## Start DATA SHOWN

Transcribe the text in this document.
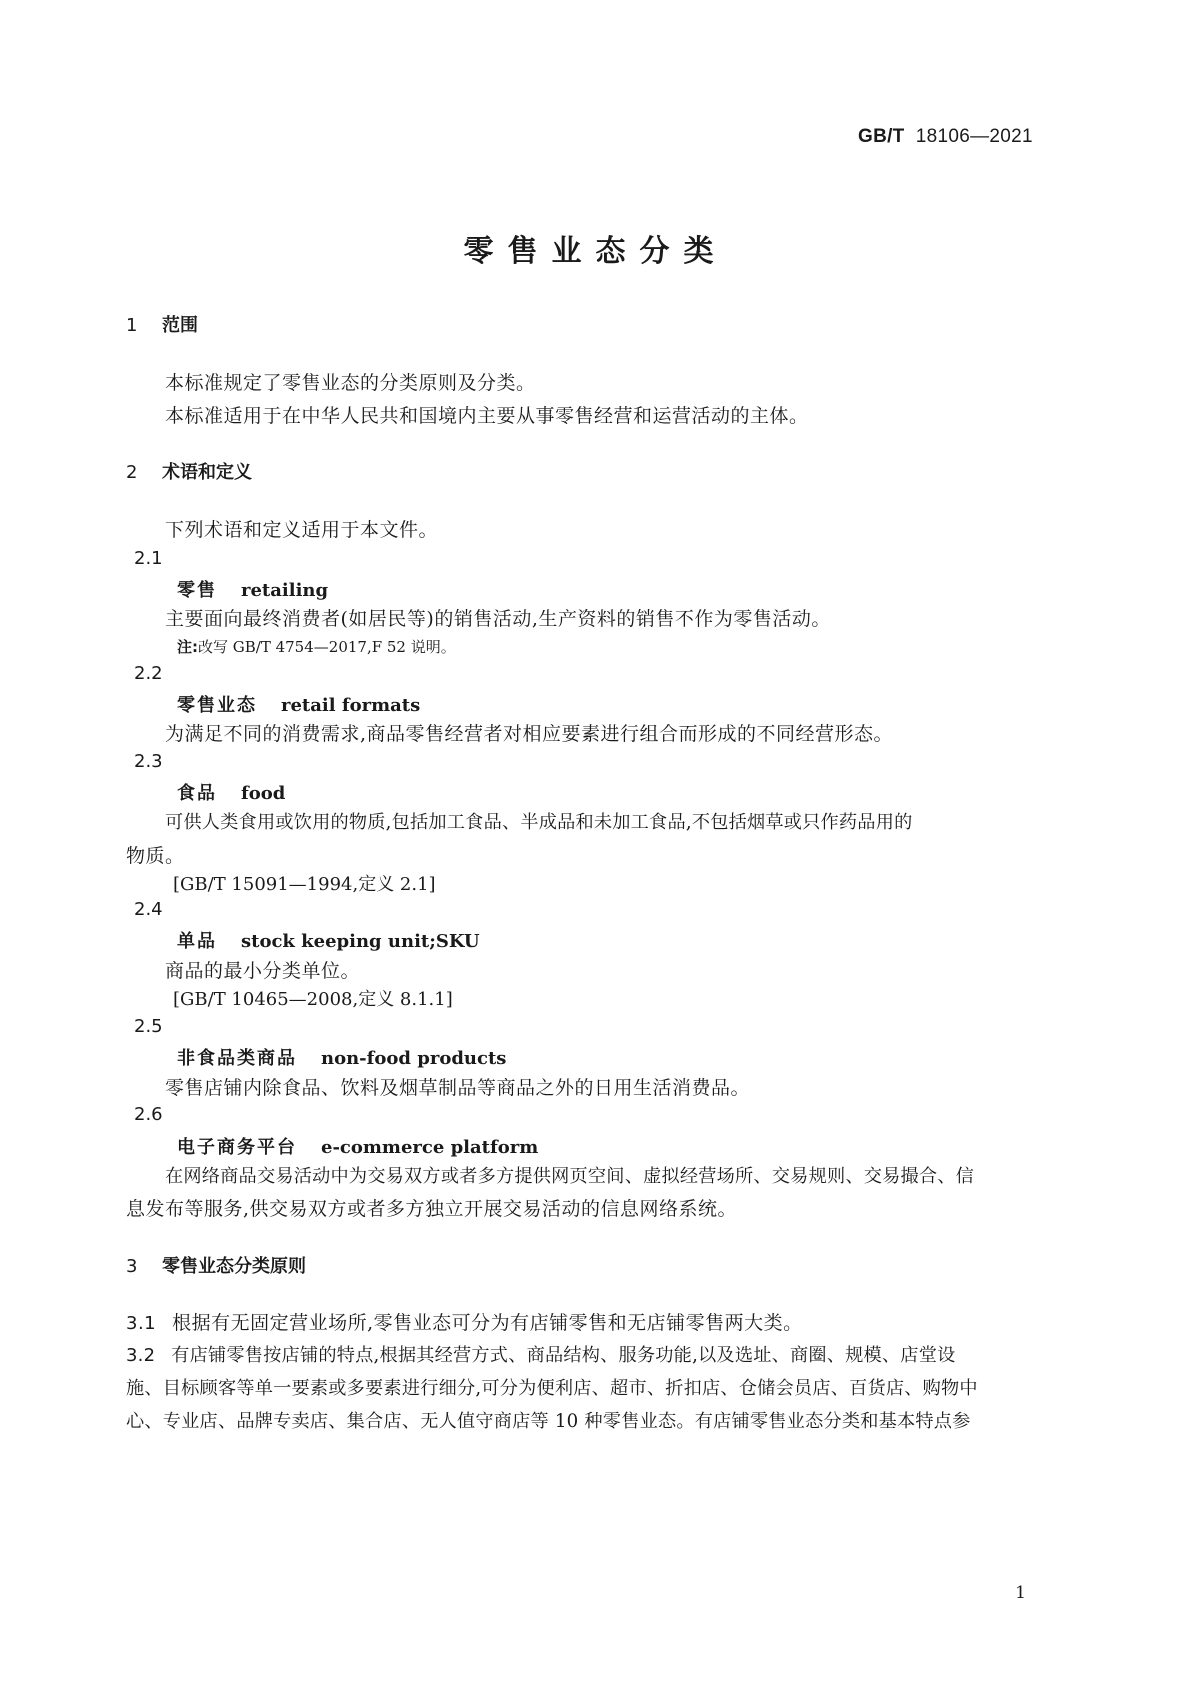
GB/T 18106—2021
零售业态分类
1 范围
本标准规定了零售业态的分类原则及分类。
本标准适用于在中华人民共和国境内主要从事零售经营和运营活动的主体。
2 术语和定义
下列术语和定义适用于本文件。
2.1
零售 retailing
主要面向最终消费者(如居民等)的销售活动,生产资料的销售不作为零售活动。
注:改写 GB/T 4754—2017,F 52 说明。
2.2
零售业态 retail formats
为满足不同的消费需求,商品零售经营者对相应要素进行组合而形成的不同经营形态。
2.3
食品 food
可供人类食用或饮用的物质,包括加工食品、半成品和未加工食品,不包括烟草或只作药品用的
物质。
[GB/T 15091—1994,定义 2.1]
2.4
单品 stock keeping unit;SKU
商品的最小分类单位。
[GB/T 10465—2008,定义 8.1.1]
2.5
非食品类商品 non-food products
零售店铺内除食品、饮料及烟草制品等商品之外的日用生活消费品。
2.6
电子商务平台 e-commerce platform
在网络商品交易活动中为交易双方或者多方提供网页空间、虚拟经营场所、交易规则、交易撮合、信
息发布等服务,供交易双方或者多方独立开展交易活动的信息网络系统。
3 零售业态分类原则
3.1 根据有无固定营业场所,零售业态可分为有店铺零售和无店铺零售两大类。
3.2 有店铺零售按店铺的特点,根据其经营方式、商品结构、服务功能,以及选址、商圈、规模、店堂设
施、目标顾客等单一要素或多要素进行细分,可分为便利店、超市、折扣店、仓储会员店、百货店、购物中
心、专业店、品牌专卖店、集合店、无人值守商店等 10 种零售业态。有店铺零售业态分类和基本特点参
1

## End DATA SHOWN

DIRECTIONS ::
Pictures in the records must not appear in the copy; transcribe everything else precisely.

SOLUTION TO THE PROBLEM ::
Transcribe the text in this document.
GB/T 18106—2021
零售业态分类
1 范围
本标准规定了零售业态的分类原则及分类。
本标准适用于在中华人民共和国境内主要从事零售经营和运营活动的主体。
2 术语和定义
下列术语和定义适用于本文件。
2.1
零售 retailing
主要面向最终消费者(如居民等)的销售活动,生产资料的销售不作为零售活动。
注:改写 GB/T 4754—2017,F 52 说明。
2.2
零售业态 retail formats
为满足不同的消费需求,商品零售经营者对相应要素进行组合而形成的不同经营形态。
2.3
食品 food
可供人类食用或饮用的物质,包括加工食品、半成品和未加工食品,不包括烟草或只作药品用的
物质。
[GB/T 15091—1994,定义 2.1]
2.4
单品 stock keeping unit;SKU
商品的最小分类单位。
[GB/T 10465—2008,定义 8.1.1]
2.5
非食品类商品 non-food products
零售店铺内除食品、饮料及烟草制品等商品之外的日用生活消费品。
2.6
电子商务平台 e-commerce platform
在网络商品交易活动中为交易双方或者多方提供网页空间、虚拟经营场所、交易规则、交易撮合、信
息发布等服务,供交易双方或者多方独立开展交易活动的信息网络系统。
3 零售业态分类原则
3.1 根据有无固定营业场所,零售业态可分为有店铺零售和无店铺零售两大类。
3.2 有店铺零售按店铺的特点,根据其经营方式、商品结构、服务功能,以及选址、商圈、规模、店堂设
施、目标顾客等单一要素或多要素进行细分,可分为便利店、超市、折扣店、仓储会员店、百货店、购物中
心、专业店、品牌专卖店、集合店、无人值守商店等 10 种零售业态。有店铺零售业态分类和基本特点参
1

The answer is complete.